* Source document *
This report comes after the Australian Government announced it will lift its migration cap by more than 20% this year to nearly 200,000.
According to the MBA’s prediction, new residential builds will fall until 2024 before it picks back up again in 2025.
2022 | 2023 | 2024 | 2025 |
192,060 | 189,480 | 174,930 | 188,410 |
Source: MBA residential construction forecast
Ms Wawn said there are other factors to consider when examining the long-term challenges of the residential construction sector.
“Shortage of land in the right places, high developer charges, and inflexible planning laws also restrict opportunities to meet the housing needs of our future,” she said.
CoreLogic Economist Kaytlin Ezzy echoed a similar sentiment.
“The scarcity of available residential land continues to be a driving factor across Australian land markets, with land prices surging at a time when the number of lots sold is declining,” Ms Ezzy said.
“While increasing interest rates, rising construction costs and increased uncertainty, particularly across the building industry, has likely smothered some land demand, the surge in land prices suggests that those that want to build are finding it difficult to secure lots.

* Data in this exercise *
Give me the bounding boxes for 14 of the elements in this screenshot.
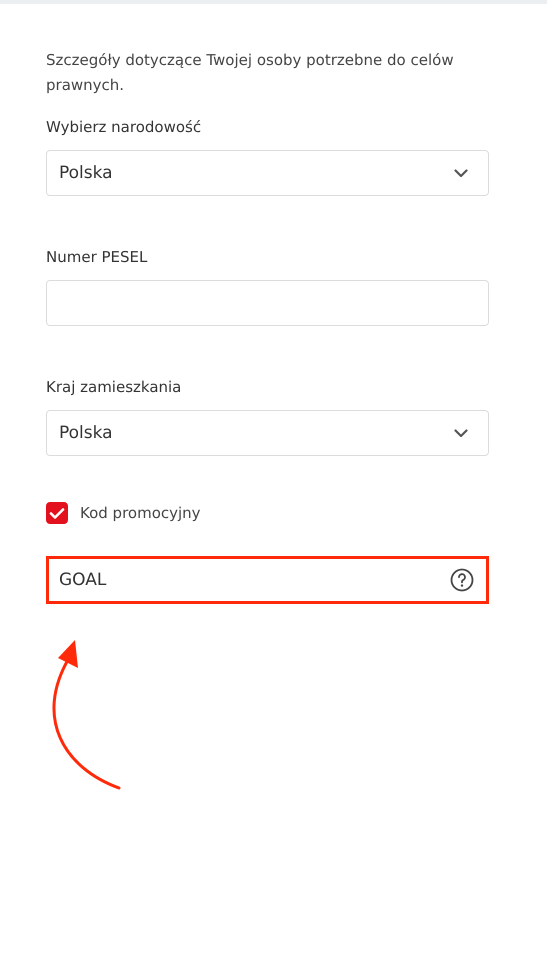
help-icon[interactable]	[450, 568, 474, 592]
field-label: Wybierz narodowość	[46, 118, 202, 136]
checkmark-icon	[49, 506, 65, 520]
promo-code-field[interactable]: GOAL	[46, 556, 489, 604]
field-label: Numer PESEL	[46, 248, 148, 266]
field-label: Kraj zamieszkania	[46, 378, 182, 396]
intro-text: Szczegóły dotyczące Twojej osoby potrzebne do celów prawnych.	[46, 50, 455, 96]
chevron-down-icon	[454, 168, 468, 178]
chevron-down-icon	[454, 428, 468, 438]
checkbox[interactable]	[46, 502, 68, 524]
checkbox-label[interactable]: Kod promocyjny	[80, 504, 201, 522]
input-field[interactable]	[46, 280, 489, 326]
select-field[interactable]: Polska	[46, 150, 489, 196]
select-field[interactable]: Polska	[46, 410, 489, 456]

* Short exercise 1 *
According to the housing construction report, by how much will the Australian Government lift its migration cap this year?
* Short exercise 2 *
Reproduce every line of the rows above verbatim, leaving out the picture.

* Full answer 1 *
By more than 20%, to nearly 200,000.

* Full answer 2 *
Give me the bounding boxes for 14 of the elements in this screenshot.
help-icon[interactable]	[450, 568, 474, 592]
field-label: Wybierz narodowość	[46, 118, 202, 136]
checkmark-icon	[49, 506, 65, 520]
promo-code-field[interactable]: GOAL	[46, 556, 489, 604]
field-label: Numer PESEL	[46, 248, 148, 266]
field-label: Kraj zamieszkania	[46, 378, 182, 396]
intro-text: Szczegóły dotyczące Twojej osoby potrzebne do celów prawnych.	[46, 50, 455, 96]
chevron-down-icon	[454, 168, 468, 178]
chevron-down-icon	[454, 428, 468, 438]
checkbox[interactable]	[46, 502, 68, 524]
checkbox-label[interactable]: Kod promocyjny	[80, 504, 201, 522]
input-field[interactable]	[46, 280, 489, 326]
select-field[interactable]: Polska	[46, 150, 489, 196]
select-field[interactable]: Polska	[46, 410, 489, 456]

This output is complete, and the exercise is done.